Aim of the task. Return the listing below word for word.

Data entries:
— begin —
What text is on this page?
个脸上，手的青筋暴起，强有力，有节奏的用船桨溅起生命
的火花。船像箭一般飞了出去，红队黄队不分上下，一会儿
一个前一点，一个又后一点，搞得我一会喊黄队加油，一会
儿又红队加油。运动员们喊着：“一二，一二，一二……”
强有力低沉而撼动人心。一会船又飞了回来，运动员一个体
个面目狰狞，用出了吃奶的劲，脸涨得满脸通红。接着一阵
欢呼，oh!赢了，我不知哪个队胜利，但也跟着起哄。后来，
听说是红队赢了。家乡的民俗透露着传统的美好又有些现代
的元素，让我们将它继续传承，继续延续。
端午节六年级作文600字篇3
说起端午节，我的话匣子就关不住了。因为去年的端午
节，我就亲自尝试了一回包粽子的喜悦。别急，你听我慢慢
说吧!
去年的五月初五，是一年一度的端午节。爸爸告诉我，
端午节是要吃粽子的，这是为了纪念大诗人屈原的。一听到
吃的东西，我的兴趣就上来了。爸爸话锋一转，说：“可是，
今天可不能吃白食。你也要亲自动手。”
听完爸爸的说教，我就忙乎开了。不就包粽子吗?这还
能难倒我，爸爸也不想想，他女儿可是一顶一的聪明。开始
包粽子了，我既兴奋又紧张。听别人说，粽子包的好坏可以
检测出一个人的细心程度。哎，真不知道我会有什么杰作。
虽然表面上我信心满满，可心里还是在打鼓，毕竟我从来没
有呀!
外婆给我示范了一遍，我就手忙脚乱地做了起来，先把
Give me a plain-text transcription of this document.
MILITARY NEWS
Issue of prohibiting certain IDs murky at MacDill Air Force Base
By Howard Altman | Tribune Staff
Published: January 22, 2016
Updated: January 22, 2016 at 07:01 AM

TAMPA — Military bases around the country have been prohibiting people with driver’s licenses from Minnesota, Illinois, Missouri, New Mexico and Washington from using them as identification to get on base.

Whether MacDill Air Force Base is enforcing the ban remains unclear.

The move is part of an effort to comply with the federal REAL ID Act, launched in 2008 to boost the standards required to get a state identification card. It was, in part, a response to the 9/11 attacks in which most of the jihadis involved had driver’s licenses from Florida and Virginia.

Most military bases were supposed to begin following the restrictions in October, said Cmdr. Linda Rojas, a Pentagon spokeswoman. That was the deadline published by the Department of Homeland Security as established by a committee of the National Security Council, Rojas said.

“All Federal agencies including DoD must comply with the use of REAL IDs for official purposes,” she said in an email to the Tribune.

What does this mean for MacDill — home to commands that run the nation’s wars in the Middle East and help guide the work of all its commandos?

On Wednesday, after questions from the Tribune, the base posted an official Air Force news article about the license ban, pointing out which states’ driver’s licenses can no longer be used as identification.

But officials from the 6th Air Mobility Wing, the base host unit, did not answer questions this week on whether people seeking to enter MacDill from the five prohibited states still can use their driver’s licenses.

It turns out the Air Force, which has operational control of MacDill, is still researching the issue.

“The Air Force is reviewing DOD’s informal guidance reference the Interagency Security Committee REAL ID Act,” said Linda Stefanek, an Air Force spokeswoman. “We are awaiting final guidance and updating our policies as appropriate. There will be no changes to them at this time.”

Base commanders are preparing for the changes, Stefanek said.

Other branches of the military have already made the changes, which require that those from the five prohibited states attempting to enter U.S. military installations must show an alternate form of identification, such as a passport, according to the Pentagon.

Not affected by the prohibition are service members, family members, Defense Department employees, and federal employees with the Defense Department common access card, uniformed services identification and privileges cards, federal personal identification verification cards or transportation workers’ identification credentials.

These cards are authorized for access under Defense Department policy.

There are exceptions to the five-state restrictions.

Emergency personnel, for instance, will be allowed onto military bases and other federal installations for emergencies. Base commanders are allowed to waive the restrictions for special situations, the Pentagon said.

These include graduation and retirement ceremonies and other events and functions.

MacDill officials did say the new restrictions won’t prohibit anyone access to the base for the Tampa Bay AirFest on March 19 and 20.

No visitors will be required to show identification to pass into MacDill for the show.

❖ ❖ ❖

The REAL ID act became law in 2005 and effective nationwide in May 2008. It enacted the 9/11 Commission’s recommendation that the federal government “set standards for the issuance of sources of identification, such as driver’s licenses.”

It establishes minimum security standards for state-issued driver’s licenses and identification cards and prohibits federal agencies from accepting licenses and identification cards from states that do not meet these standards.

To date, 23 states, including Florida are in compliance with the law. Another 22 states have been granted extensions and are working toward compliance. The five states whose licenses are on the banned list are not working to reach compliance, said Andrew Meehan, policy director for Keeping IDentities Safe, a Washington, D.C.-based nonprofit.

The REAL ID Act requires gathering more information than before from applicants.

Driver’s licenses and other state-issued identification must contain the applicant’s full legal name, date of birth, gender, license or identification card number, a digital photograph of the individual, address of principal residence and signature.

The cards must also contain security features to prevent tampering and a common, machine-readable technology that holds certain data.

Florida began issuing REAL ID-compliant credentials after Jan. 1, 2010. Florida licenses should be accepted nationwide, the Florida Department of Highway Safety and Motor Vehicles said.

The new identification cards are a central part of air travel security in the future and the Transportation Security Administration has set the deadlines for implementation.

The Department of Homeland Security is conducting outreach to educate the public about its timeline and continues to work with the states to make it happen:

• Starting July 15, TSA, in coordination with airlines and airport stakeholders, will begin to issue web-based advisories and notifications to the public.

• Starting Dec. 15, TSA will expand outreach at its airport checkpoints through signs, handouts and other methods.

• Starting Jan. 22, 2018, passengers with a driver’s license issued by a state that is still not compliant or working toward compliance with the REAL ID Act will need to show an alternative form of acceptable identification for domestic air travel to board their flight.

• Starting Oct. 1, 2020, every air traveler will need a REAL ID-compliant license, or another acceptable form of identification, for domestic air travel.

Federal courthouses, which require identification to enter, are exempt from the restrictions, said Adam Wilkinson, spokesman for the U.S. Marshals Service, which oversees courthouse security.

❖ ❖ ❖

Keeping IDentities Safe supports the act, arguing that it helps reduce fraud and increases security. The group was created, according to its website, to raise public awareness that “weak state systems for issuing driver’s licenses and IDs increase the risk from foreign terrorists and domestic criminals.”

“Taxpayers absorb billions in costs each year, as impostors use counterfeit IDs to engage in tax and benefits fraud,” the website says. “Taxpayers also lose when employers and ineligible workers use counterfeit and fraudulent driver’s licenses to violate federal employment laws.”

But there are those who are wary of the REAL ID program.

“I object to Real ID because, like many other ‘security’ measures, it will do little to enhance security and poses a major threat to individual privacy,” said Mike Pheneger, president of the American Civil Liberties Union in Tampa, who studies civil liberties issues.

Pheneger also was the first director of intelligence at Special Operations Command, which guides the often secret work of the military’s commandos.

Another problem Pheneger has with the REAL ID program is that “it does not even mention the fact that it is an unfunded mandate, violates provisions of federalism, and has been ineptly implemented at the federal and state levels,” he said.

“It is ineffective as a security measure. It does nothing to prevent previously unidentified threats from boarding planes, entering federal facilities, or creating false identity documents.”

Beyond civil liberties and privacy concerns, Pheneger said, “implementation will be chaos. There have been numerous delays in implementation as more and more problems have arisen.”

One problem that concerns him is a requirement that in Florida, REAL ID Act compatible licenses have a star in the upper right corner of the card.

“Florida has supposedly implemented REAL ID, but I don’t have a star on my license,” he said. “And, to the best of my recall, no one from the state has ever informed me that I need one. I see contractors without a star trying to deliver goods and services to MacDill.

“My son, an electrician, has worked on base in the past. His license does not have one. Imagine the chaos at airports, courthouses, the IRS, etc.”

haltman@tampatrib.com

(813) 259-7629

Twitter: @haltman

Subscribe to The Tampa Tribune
— end —
Right answer.
What text is on this page?
个脸上，手的青筋暴起，强有力，有节奏的用船桨溅起生命
的火花。船像箭一般飞了出去，红队黄队不分上下，一会儿
一个前一点，一个又后一点，搞得我一会喊黄队加油，一会
儿又红队加油。运动员们喊着：“一二，一二，一二……”
强有力低沉而撼动人心。一会船又飞了回来，运动员一个体
个面目狰狞，用出了吃奶的劲，脸涨得满脸通红。接着一阵
欢呼，oh!赢了，我不知哪个队胜利，但也跟着起哄。后来，
听说是红队赢了。家乡的民俗透露着传统的美好又有些现代
的元素，让我们将它继续传承，继续延续。
端午节六年级作文600字篇3
说起端午节，我的话匣子就关不住了。因为去年的端午
节，我就亲自尝试了一回包粽子的喜悦。别急，你听我慢慢
说吧!
去年的五月初五，是一年一度的端午节。爸爸告诉我，
端午节是要吃粽子的，这是为了纪念大诗人屈原的。一听到
吃的东西，我的兴趣就上来了。爸爸话锋一转，说：“可是，
今天可不能吃白食。你也要亲自动手。”
听完爸爸的说教，我就忙乎开了。不就包粽子吗?这还
能难倒我，爸爸也不想想，他女儿可是一顶一的聪明。开始
包粽子了，我既兴奋又紧张。听别人说，粽子包的好坏可以
检测出一个人的细心程度。哎，真不知道我会有什么杰作。
虽然表面上我信心满满，可心里还是在打鼓，毕竟我从来没
有呀!
外婆给我示范了一遍，我就手忙脚乱地做了起来，先把
Give me a plain-text transcription of this document.
MILITARY NEWS
Issue of prohibiting certain IDs murky at MacDill Air Force Base
By Howard Altman | Tribune Staff
Published: January 22, 2016
Updated: January 22, 2016 at 07:01 AM

TAMPA — Military bases around the country have been prohibiting people with driver’s licenses from Minnesota, Illinois, Missouri, New Mexico and Washington from using them as identification to get on base.

Whether MacDill Air Force Base is enforcing the ban remains unclear.

The move is part of an effort to comply with the federal REAL ID Act, launched in 2008 to boost the standards required to get a state identification card. It was, in part, a response to the 9/11 attacks in which most of the jihadis involved had driver’s licenses from Florida and Virginia.

Most military bases were supposed to begin following the restrictions in October, said Cmdr. Linda Rojas, a Pentagon spokeswoman. That was the deadline published by the Department of Homeland Security as established by a committee of the National Security Council, Rojas said.

“All Federal agencies including DoD must comply with the use of REAL IDs for official purposes,” she said in an email to the Tribune.

What does this mean for MacDill — home to commands that run the nation’s wars in the Middle East and help guide the work of all its commandos?

On Wednesday, after questions from the Tribune, the base posted an official Air Force news article about the license ban, pointing out which states’ driver’s licenses can no longer be used as identification.

But officials from the 6th Air Mobility Wing, the base host unit, did not answer questions this week on whether people seeking to enter MacDill from the five prohibited states still can use their driver’s licenses.

It turns out the Air Force, which has operational control of MacDill, is still researching the issue.

“The Air Force is reviewing DOD’s informal guidance reference the Interagency Security Committee REAL ID Act,” said Linda Stefanek, an Air Force spokeswoman. “We are awaiting final guidance and updating our policies as appropriate. There will be no changes to them at this time.”

Base commanders are preparing for the changes, Stefanek said.

Other branches of the military have already made the changes, which require that those from the five prohibited states attempting to enter U.S. military installations must show an alternate form of identification, such as a passport, according to the Pentagon.

Not affected by the prohibition are service members, family members, Defense Department employees, and federal employees with the Defense Department common access card, uniformed services identification and privileges cards, federal personal identification verification cards or transportation workers’ identification credentials.

These cards are authorized for access under Defense Department policy.

There are exceptions to the five-state restrictions.

Emergency personnel, for instance, will be allowed onto military bases and other federal installations for emergencies. Base commanders are allowed to waive the restrictions for special situations, the Pentagon said.

These include graduation and retirement ceremonies and other events and functions.

MacDill officials did say the new restrictions won’t prohibit anyone access to the base for the Tampa Bay AirFest on March 19 and 20.

No visitors will be required to show identification to pass into MacDill for the show.

❖ ❖ ❖

The REAL ID act became law in 2005 and effective nationwide in May 2008. It enacted the 9/11 Commission’s recommendation that the federal government “set standards for the issuance of sources of identification, such as driver’s licenses.”

It establishes minimum security standards for state-issued driver’s licenses and identification cards and prohibits federal agencies from accepting licenses and identification cards from states that do not meet these standards.

To date, 23 states, including Florida are in compliance with the law. Another 22 states have been granted extensions and are working toward compliance. The five states whose licenses are on the banned list are not working to reach compliance, said Andrew Meehan, policy director for Keeping IDentities Safe, a Washington, D.C.-based nonprofit.

The REAL ID Act requires gathering more information than before from applicants.

Driver’s licenses and other state-issued identification must contain the applicant’s full legal name, date of birth, gender, license or identification card number, a digital photograph of the individual, address of principal residence and signature.

The cards must also contain security features to prevent tampering and a common, machine-readable technology that holds certain data.

Florida began issuing REAL ID-compliant credentials after Jan. 1, 2010. Florida licenses should be accepted nationwide, the Florida Department of Highway Safety and Motor Vehicles said.

The new identification cards are a central part of air travel security in the future and the Transportation Security Administration has set the deadlines for implementation.

The Department of Homeland Security is conducting outreach to educate the public about its timeline and continues to work with the states to make it happen:

• Starting July 15, TSA, in coordination with airlines and airport stakeholders, will begin to issue web-based advisories and notifications to the public.

• Starting Dec. 15, TSA will expand outreach at its airport checkpoints through signs, handouts and other methods.

• Starting Jan. 22, 2018, passengers with a driver’s license issued by a state that is still not compliant or working toward compliance with the REAL ID Act will need to show an alternative form of acceptable identification for domestic air travel to board their flight.

• Starting Oct. 1, 2020, every air traveler will need a REAL ID-compliant license, or another acceptable form of identification, for domestic air travel.

Federal courthouses, which require identification to enter, are exempt from the restrictions, said Adam Wilkinson, spokesman for the U.S. Marshals Service, which oversees courthouse security.

❖ ❖ ❖

Keeping IDentities Safe supports the act, arguing that it helps reduce fraud and increases security. The group was created, according to its website, to raise public awareness that “weak state systems for issuing driver’s licenses and IDs increase the risk from foreign terrorists and domestic criminals.”

“Taxpayers absorb billions in costs each year, as impostors use counterfeit IDs to engage in tax and benefits fraud,” the website says. “Taxpayers also lose when employers and ineligible workers use counterfeit and fraudulent driver’s licenses to violate federal employment laws.”

But there are those who are wary of the REAL ID program.

“I object to Real ID because, like many other ‘security’ measures, it will do little to enhance security and poses a major threat to individual privacy,” said Mike Pheneger, president of the American Civil Liberties Union in Tampa, who studies civil liberties issues.

Pheneger also was the first director of intelligence at Special Operations Command, which guides the often secret work of the military’s commandos.

Another problem Pheneger has with the REAL ID program is that “it does not even mention the fact that it is an unfunded mandate, violates provisions of federalism, and has been ineptly implemented at the federal and state levels,” he said.

“It is ineffective as a security measure. It does nothing to prevent previously unidentified threats from boarding planes, entering federal facilities, or creating false identity documents.”

Beyond civil liberties and privacy concerns, Pheneger said, “implementation will be chaos. There have been numerous delays in implementation as more and more problems have arisen.”

One problem that concerns him is a requirement that in Florida, REAL ID Act compatible licenses have a star in the upper right corner of the card.

“Florida has supposedly implemented REAL ID, but I don’t have a star on my license,” he said. “And, to the best of my recall, no one from the state has ever informed me that I need one. I see contractors without a star trying to deliver goods and services to MacDill.

“My son, an electrician, has worked on base in the past. His license does not have one. Imagine the chaos at airports, courthouses, the IRS, etc.”

haltman@tampatrib.com

(813) 259-7629

Twitter: @haltman

Subscribe to The Tampa Tribune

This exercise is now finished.